Task A -> According to the fishing report, during what dates will the tidal Potomac mainstem in Maryland be closed for striped bass?
Task B -> Carry on the fishing report from its last sentence, writing the next part in the same style.

** START OF Extracted text **

July 4 is a free fishing day in Maryland. Maryland’s tidal tributaries are closed to striped bass fishing from July 16 through July 31 to preserve the species during high temperature days. The tidal Potomac mainstem in Maryland will be closed for striped bass from July 7 through July 20.

In the Shenandoah basin, water levels are stable, with anglers reporting smallmouth bass in both the North and South forks. The mainstem around Front Royal is fishing well with a mix of smallmouth bass, sunfish, and catfish. Mountain streams are giving up some nice trout for fly fishers.

The South Branch Potomac has nice water levels and is running fairly clear and giving up some smallmouth bass and catfish. The North Branch Potomac action has slowed somewhat but continues to yield some nice rainbow and brown trout downstream of Jennings Randolph Reservoir. Trout management and put-and-take areas continue to produce some nice fish. The cicadas remain in this and other cooler areas but are declining.

** END OF Extracted text **
** START OF Data shown **

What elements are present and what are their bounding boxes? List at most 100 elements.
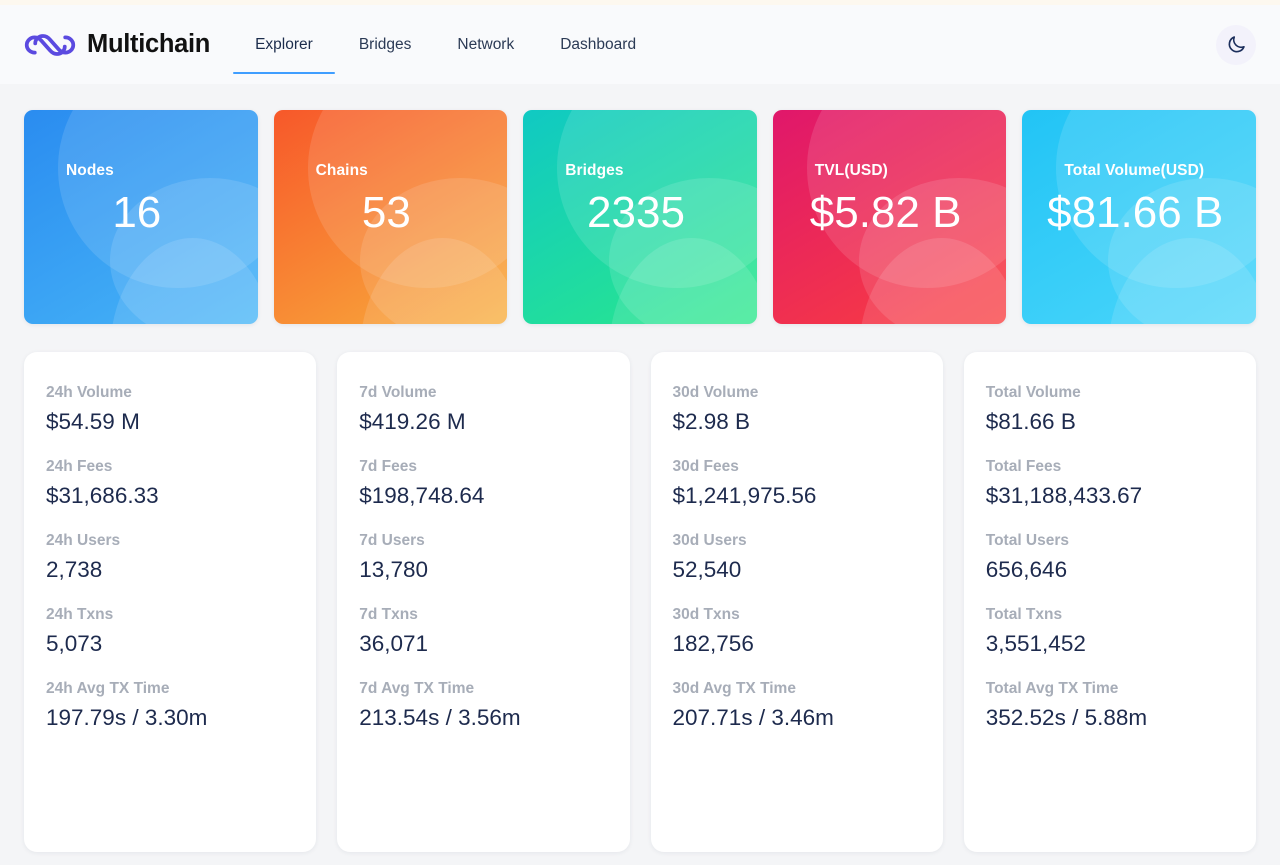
hero-card-value: $81.66 B	[1047, 188, 1224, 237]
metric-label: 24h Avg TX Time	[46, 680, 170, 697]
metric-value: 2,738	[46, 557, 103, 582]
decorative-blob	[110, 238, 258, 324]
metric-label: 7d Users	[359, 532, 425, 549]
metric-value: $198,748.64	[359, 483, 485, 508]
metric-item: 24h Volume $54.59 M	[46, 384, 294, 435]
hero-card-nodes[interactable]: Nodes 16	[24, 110, 258, 324]
main-content: Nodes 16 Chains 53 Bridges 2335 TVL(USD)…	[0, 84, 1280, 865]
nav-label: Explorer	[255, 35, 313, 53]
metric-label: 24h Fees	[46, 458, 113, 475]
metric-label: 30d Avg TX Time	[672, 680, 796, 697]
app-header: Multichain Explorer Bridges Network Dash…	[0, 5, 1280, 84]
metric-item: 30d Avg TX Time 207.71s / 3.46m	[673, 680, 921, 731]
metric-label: Total Users	[985, 532, 1070, 549]
hero-card-value: $5.82 B	[809, 188, 962, 237]
metric-value: 182,756	[672, 631, 754, 656]
decorative-blob	[609, 238, 757, 324]
hero-card-label: Bridges	[565, 162, 624, 179]
metric-label: 30d Txns	[672, 606, 740, 623]
nav-item-dashboard[interactable]: Dashboard	[537, 5, 659, 84]
metric-value: 13,780	[359, 557, 429, 582]
metric-value: 207.71s / 3.46m	[672, 705, 834, 730]
metric-value: $2.98 B	[672, 409, 751, 434]
metric-value: 197.79s / 3.30m	[46, 705, 208, 730]
metric-item: 30d Fees $1,241,975.56	[673, 458, 921, 509]
brand-name: Multichain	[87, 30, 211, 58]
hero-card-value: 16	[112, 188, 162, 237]
metric-label: Total Volume	[985, 384, 1081, 401]
metric-label: 30d Fees	[672, 458, 739, 475]
decorative-blob	[1108, 238, 1256, 324]
metric-item: 7d Fees $198,748.64	[359, 458, 607, 509]
metric-item: 24h Users 2,738	[46, 532, 294, 583]
nav-label: Dashboard	[560, 35, 637, 53]
hero-card-value: 53	[361, 188, 411, 237]
metric-label: 24h Txns	[46, 606, 114, 623]
hero-card-chains[interactable]: Chains 53	[273, 110, 508, 324]
metric-label: 7d Txns	[359, 606, 418, 623]
metric-item: 7d Users 13,780	[359, 532, 607, 583]
metric-item: 7d Avg TX Time 213.54s / 3.56m	[359, 680, 607, 731]
metric-item: Total Txns 3,551,452	[986, 606, 1234, 657]
metric-value: 52,540	[672, 557, 742, 582]
metric-value: $54.59 M	[46, 409, 140, 434]
metric-label: 7d Avg TX Time	[359, 680, 475, 697]
metric-panel-30d: 30d Volume $2.98 B 30d Fees $1,241,975.5…	[650, 352, 943, 852]
header-actions	[1216, 24, 1256, 65]
nav-label: Network	[457, 35, 515, 53]
metric-panel-total: Total Volume $81.66 B Total Fees $31,188…	[963, 352, 1256, 852]
metric-value: $31,686.33	[46, 483, 159, 508]
dark-mode-toggle-button[interactable]	[1216, 24, 1256, 65]
metric-panel-7d: 7d Volume $419.26 M 7d Fees $198,748.64 …	[337, 352, 630, 852]
metric-item: 30d Volume $2.98 B	[673, 384, 921, 435]
decorative-blob	[858, 238, 1007, 324]
hero-card-bridges[interactable]: Bridges 2335	[523, 110, 757, 324]
nav-item-explorer[interactable]: Explorer	[232, 5, 336, 84]
metric-label: 7d Volume	[359, 384, 437, 401]
hero-card-label: Chains	[315, 162, 368, 179]
hero-card-value: 2335	[587, 188, 685, 237]
nav-label: Bridges	[358, 35, 412, 53]
metric-item: 7d Txns 36,071	[359, 606, 607, 657]
metric-item: Total Users 656,646	[986, 532, 1234, 583]
metric-value: 36,071	[359, 631, 429, 656]
hero-card-total-volume[interactable]: Total Volume(USD) $81.66 B	[1022, 110, 1256, 324]
metric-label: Total Fees	[985, 458, 1062, 475]
moon-icon	[1226, 34, 1247, 55]
metric-label: 30d Users	[672, 532, 747, 549]
decorative-blob	[359, 238, 508, 324]
hero-card-label: Total Volume(USD)	[1064, 162, 1205, 179]
metric-value: $419.26 M	[359, 409, 466, 434]
metric-label: Total Txns	[985, 606, 1063, 623]
metric-value: 5,073	[46, 631, 103, 656]
nav-item-bridges[interactable]: Bridges	[336, 5, 435, 84]
multichain-infinity-logo-icon	[22, 28, 78, 62]
hero-card-tvl[interactable]: TVL(USD) $5.82 B	[772, 110, 1007, 324]
metric-value: $31,188,433.67	[985, 483, 1143, 508]
metric-value: $1,241,975.56	[672, 483, 817, 508]
metric-value: 352.52s / 5.88m	[985, 705, 1148, 730]
metric-panels-row: 24h Volume $54.59 M 24h Fees $31,686.33 …	[24, 352, 1256, 852]
hero-card-label: TVL(USD)	[814, 162, 888, 179]
nav-item-network[interactable]: Network	[434, 5, 537, 84]
metric-item: 24h Avg TX Time 197.79s / 3.30m	[46, 680, 294, 731]
metric-label: 30d Volume	[672, 384, 759, 401]
metric-item: 24h Fees $31,686.33	[46, 458, 294, 509]
metric-label: Total Avg TX Time	[985, 680, 1119, 697]
metric-label: 24h Users	[46, 532, 121, 549]
metric-label: 24h Volume	[46, 384, 132, 401]
brand[interactable]: Multichain	[22, 28, 210, 62]
metric-item: 7d Volume $419.26 M	[359, 384, 607, 435]
main-nav: Explorer Bridges Network Dashboard	[232, 5, 659, 84]
metric-item: Total Volume $81.66 B	[986, 384, 1234, 435]
metric-item: Total Fees $31,188,433.67	[986, 458, 1234, 509]
metric-item: Total Avg TX Time 352.52s / 5.88m	[986, 680, 1234, 731]
metric-label: 7d Fees	[359, 458, 417, 475]
metric-value: $81.66 B	[985, 409, 1076, 434]
metric-value: 656,646	[985, 557, 1068, 582]
metric-value: 213.54s / 3.56m	[359, 705, 521, 730]
metric-item: 24h Txns 5,073	[46, 606, 294, 657]
metric-value: 3,551,452	[985, 631, 1086, 656]
metric-item: 30d Txns 182,756	[673, 606, 921, 657]
metric-item: 30d Users 52,540	[673, 532, 921, 583]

** END OF Data shown **

Output A -> July 7 through July 20.

Output B ->
The upper Potomac River still carries some stain in areas, with water temperatures in the low- to mid-80s. Lander and Brunswick are good access points for anglers looking for smallmouth bass and channel and flathead catfish. Anglers continue to find some nice musky near dams and in some creek entrances. The segment from Seneca to the mouth of the Monocacy river continues to fish well, but slowly. Smallmouth bass are found in rocky areas in the middle of the river with slowly fished soft plastic baits and small crankbaits. Responding to temperature, fish are biting much better in the evening hours. Anglers also are finding catfish and carp.

Fishing in the metropolitan Potomac is slow. The water carries some stain with temperatures in the mid-80s. Some bass are being taken in the Key bridge area. Fletcher’s Boathouse has some bass and catfish. Anglers are dropping lures at bridge pilings, and the Washington Channel seawall and patchy grass beds are giving up some bass. Anglers continue to find fish with slowly worked stick worms and chatterbaits. The bite is light, so patience is required.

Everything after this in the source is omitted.